● **STATED TASK 1**
Rewrite the passage on light in photography from "Even the word" to "lack of light.", swapping "stormy weather" for "heavy rain".

● **EXTRACT TO READ**

◇ ◇ ◇

It is impossible to overestimate the importance of light in photography. Regardless of whether you treat photography as a hobby or you are a seasoned professional, you are chasing the light and trying to capture it.
Even the word “photography” has its origins in combining the two Greek words “photo” and “graphia” that translate as “Drawing with Light.”
Doesn’t that sound much more poetic and far cooler than “photography?”
But, here comes the biggest paradox of photography—the abundance of light does not always translate into great photographs. Actually, it is entirely the opposite. The most interesting and impactful photos are produced when light is lacking or the lighting conditions are extreme.
Think about sunsets, sunrises, stormy weather, cloudy skies, dark streets, indoor portraits and astrophotography. All these scenarios share one common element—the lack of light.
This is why learning to deal with low light in your photography is one of the most important and fundamental skills that you must master.

◇ ◇ ◇

● **RECORD EXCERPTS**
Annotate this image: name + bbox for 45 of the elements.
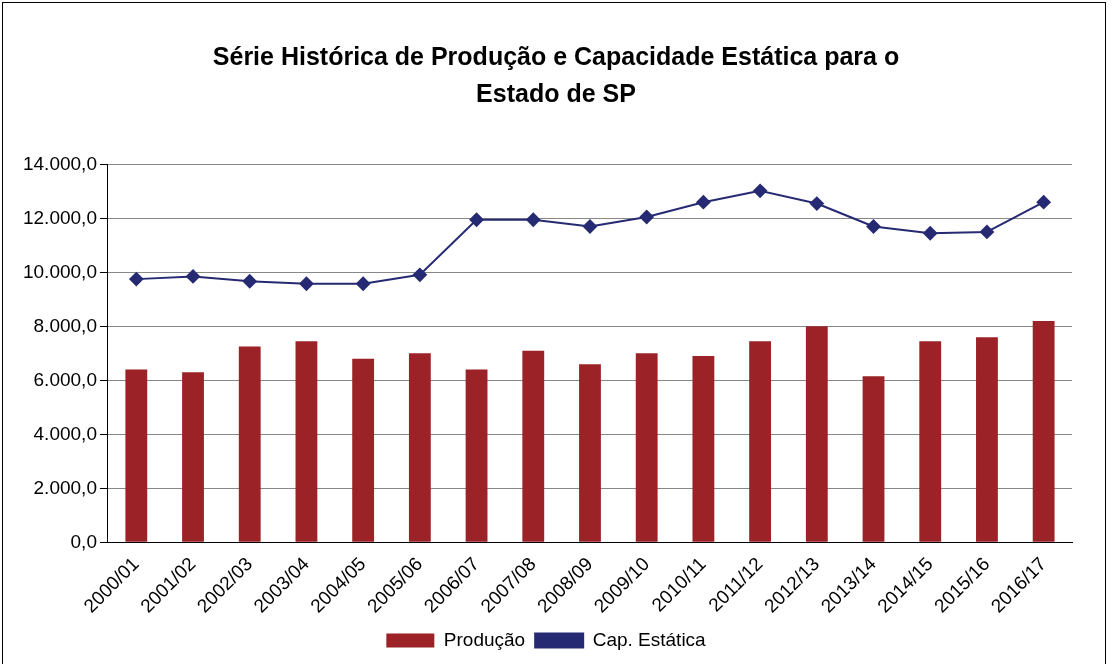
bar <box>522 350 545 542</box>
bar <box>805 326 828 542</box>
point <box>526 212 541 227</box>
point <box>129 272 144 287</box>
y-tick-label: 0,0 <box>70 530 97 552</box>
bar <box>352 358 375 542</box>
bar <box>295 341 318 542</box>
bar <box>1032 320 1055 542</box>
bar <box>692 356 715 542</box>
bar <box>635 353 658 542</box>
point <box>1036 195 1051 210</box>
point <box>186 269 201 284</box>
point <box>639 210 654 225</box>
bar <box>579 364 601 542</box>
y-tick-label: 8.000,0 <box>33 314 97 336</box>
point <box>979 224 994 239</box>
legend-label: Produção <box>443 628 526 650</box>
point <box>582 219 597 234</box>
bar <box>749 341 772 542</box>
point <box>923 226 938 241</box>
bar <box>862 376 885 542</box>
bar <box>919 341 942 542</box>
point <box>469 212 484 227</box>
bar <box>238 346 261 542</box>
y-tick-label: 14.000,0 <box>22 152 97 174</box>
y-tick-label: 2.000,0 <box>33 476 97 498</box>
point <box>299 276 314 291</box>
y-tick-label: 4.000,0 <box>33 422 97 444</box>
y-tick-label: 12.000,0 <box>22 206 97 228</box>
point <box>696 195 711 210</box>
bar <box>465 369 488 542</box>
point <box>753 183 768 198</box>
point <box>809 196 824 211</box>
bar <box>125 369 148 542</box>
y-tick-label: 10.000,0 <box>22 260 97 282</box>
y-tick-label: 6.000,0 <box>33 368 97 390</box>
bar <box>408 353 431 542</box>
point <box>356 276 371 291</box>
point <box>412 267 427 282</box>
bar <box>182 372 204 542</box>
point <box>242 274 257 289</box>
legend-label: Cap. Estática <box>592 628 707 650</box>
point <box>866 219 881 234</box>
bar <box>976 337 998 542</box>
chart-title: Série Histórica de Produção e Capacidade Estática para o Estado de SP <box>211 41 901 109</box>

◇ ◇ ◇

● **STATED TASK 2**
Please lay out every line of the listing above as a Markdown table with the columns Row and Listing line, numbering the rows and skipping blank lines. Leave the pictures out.

● **FULL ANSWER 1**
Even the word “photography” has its origins in combining the two Greek words “photo” and “graphia” that translate as “Drawing with Light.”
Doesn’t that sound much more poetic and far cooler than “photography?”
But, here comes the biggest paradox of photography—the abundance of light does not always translate into great photographs. Actually, it is entirely the opposite. The most interesting and impactful photos are produced when light is lacking or the lighting conditions are extreme.
Think about sunsets, sunrises, heavy rain, cloudy skies, dark streets, indoor portraits and astrophotography. All these scenarios share one common element—the lack of light.

● **FULL ANSWER 2**
| Row | Listing line |
|---|---|
| 1 | Annotate this image: name + bbox for 45 of the elements. |
| 2 | bar <box>522 350 545 542</box> |
| 3 | bar <box>805 326 828 542</box> |
| 4 | point <box>526 212 541 227</box> |
| 5 | point <box>129 272 144 287</box> |
| 6 | y-tick-label: 0,0 <box>70 530 97 552</box> |
| 7 | bar <box>352 358 375 542</box> |
| 8 | bar <box>295 341 318 542</box> |
| 9 | bar <box>1032 320 1055 542</box> |
| 10 | bar <box>692 356 715 542</box> |
| 11 | bar <box>635 353 658 542</box> |
| 12 | point <box>1036 195 1051 210</box> |
| 13 | point <box>186 269 201 284</box> |
| 14 | point <box>639 210 654 225</box> |
| 15 | bar <box>579 364 601 542</box> |
| 16 | y-tick-label: 8.000,0 <box>33 314 97 336</box> |
| 17 | point <box>979 224 994 239</box> |
| 18 | legend-label: Produção <box>443 628 526 650</box> |
| 19 | point <box>582 219 597 234</box> |
| 20 | bar <box>749 341 772 542</box> |
| 21 | point <box>923 226 938 241</box> |
| 22 | bar <box>862 376 885 542</box> |
| 23 | bar <box>919 341 942 542</box> |
| 24 | point <box>469 212 484 227</box> |
| 25 | bar <box>238 346 261 542</box> |
| 26 | y-tick-label: 14.000,0 <box>22 152 97 174</box> |
| 27 | y-tick-label: 2.000,0 <box>33 476 97 498</box> |
| 28 | point <box>299 276 314 291</box> |
| 29 | y-tick-label: 4.000,0 <box>33 422 97 444</box> |
| 30 | y-tick-label: 12.000,0 <box>22 206 97 228</box> |
| 31 | point <box>696 195 711 210</box> |
| 32 | bar <box>465 369 488 542</box> |
| 33 | point <box>753 183 768 198</box> |
| 34 | point <box>809 196 824 211</box> |
| 35 | bar <box>125 369 148 542</box> |
| 36 | y-tick-label: 10.000,0 <box>22 260 97 282</box> |
| 37 | y-tick-label: 6.000,0 <box>33 368 97 390</box> |
| 38 | bar <box>408 353 431 542</box> |
| 39 | point <box>356 276 371 291</box> |
| 40 | point <box>412 267 427 282</box> |
| 41 | bar <box>182 372 204 542</box> |
| 42 | point <box>242 274 257 289</box> |
| 43 | legend-label: Cap. Estática <box>592 628 707 650</box> |
| 44 | point <box>866 219 881 234</box> |
| 45 | bar <box>976 337 998 542</box> |
| 46 | chart-title: Série Histórica de Produção e Capacidade Estática para o Estado de SP <box>211 41 901 109</box> |